[Begin DATA EXTRACT]

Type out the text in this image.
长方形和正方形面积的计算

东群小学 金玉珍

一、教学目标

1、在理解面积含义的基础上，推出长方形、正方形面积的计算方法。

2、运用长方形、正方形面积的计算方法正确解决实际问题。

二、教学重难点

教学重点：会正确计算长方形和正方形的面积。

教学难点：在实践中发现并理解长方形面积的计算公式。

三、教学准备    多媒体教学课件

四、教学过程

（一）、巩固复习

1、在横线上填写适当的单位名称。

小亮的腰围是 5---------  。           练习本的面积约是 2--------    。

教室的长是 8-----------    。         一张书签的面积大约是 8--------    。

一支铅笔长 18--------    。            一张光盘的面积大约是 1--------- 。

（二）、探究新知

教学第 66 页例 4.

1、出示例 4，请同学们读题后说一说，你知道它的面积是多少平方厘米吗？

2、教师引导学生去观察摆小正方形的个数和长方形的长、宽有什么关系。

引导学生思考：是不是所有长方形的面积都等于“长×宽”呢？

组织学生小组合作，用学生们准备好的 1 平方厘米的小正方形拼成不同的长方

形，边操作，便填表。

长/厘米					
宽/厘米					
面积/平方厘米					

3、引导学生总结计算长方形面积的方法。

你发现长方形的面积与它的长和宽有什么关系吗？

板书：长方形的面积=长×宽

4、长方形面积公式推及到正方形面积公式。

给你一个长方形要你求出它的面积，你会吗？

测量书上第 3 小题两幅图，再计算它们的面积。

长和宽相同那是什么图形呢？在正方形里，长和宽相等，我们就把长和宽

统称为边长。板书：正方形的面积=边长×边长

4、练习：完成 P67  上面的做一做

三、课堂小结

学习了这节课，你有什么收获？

[End DATA EXTRACT]

Give back all the records exactly as they stand.

REPLY:
Type out the text in this image.
长方形和正方形面积的计算

东群小学 金玉珍

一、教学目标

1、在理解面积含义的基础上，推出长方形、正方形面积的计算方法。

2、运用长方形、正方形面积的计算方法正确解决实际问题。

二、教学重难点

教学重点：会正确计算长方形和正方形的面积。

教学难点：在实践中发现并理解长方形面积的计算公式。

三、教学准备    多媒体教学课件

四、教学过程

（一）、巩固复习

1、在横线上填写适当的单位名称。

小亮的腰围是 5---------  。           练习本的面积约是 2--------    。

教室的长是 8-----------    。         一张书签的面积大约是 8--------    。

一支铅笔长 18--------    。            一张光盘的面积大约是 1--------- 。

（二）、探究新知

教学第 66 页例 4.

1、出示例 4，请同学们读题后说一说，你知道它的面积是多少平方厘米吗？

2、教师引导学生去观察摆小正方形的个数和长方形的长、宽有什么关系。

引导学生思考：是不是所有长方形的面积都等于“长×宽”呢？

组织学生小组合作，用学生们准备好的 1 平方厘米的小正方形拼成不同的长方

形，边操作，便填表。

长/厘米					
宽/厘米					
面积/平方厘米					

3、引导学生总结计算长方形面积的方法。

你发现长方形的面积与它的长和宽有什么关系吗？

板书：长方形的面积=长×宽

4、长方形面积公式推及到正方形面积公式。

给你一个长方形要你求出它的面积，你会吗？

测量书上第 3 小题两幅图，再计算它们的面积。

长和宽相同那是什么图形呢？在正方形里，长和宽相等，我们就把长和宽

统称为边长。板书：正方形的面积=边长×边长

4、练习：完成 P67  上面的做一做

三、课堂小结

学习了这节课，你有什么收获？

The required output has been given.